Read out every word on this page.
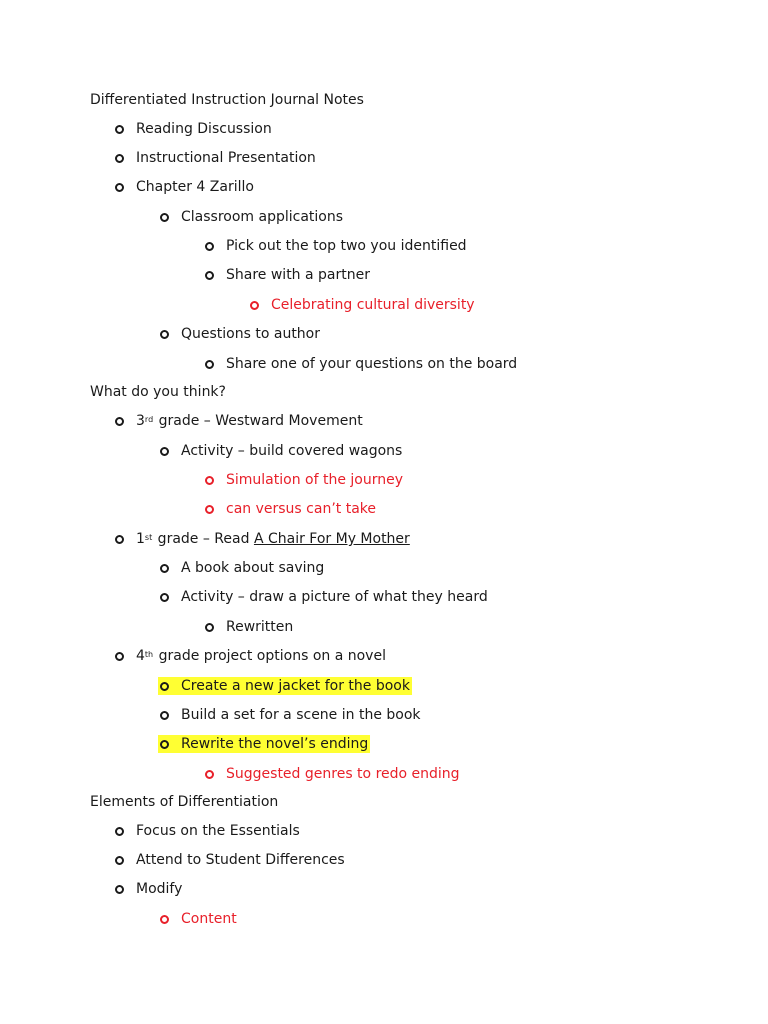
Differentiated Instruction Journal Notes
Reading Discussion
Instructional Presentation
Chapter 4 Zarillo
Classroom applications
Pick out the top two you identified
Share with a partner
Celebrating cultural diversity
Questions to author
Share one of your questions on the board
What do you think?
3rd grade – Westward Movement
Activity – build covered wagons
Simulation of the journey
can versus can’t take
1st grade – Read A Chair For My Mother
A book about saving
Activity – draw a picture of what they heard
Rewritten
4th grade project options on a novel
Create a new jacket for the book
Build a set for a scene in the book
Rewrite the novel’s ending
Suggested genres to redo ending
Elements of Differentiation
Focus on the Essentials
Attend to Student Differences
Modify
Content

******************************

_REQUEST:_
Show all lines in the entries above where the word "ending" appears.

_EXERCISE RESULT:_
Rewrite the novel’s ending
Suggested genres to redo ending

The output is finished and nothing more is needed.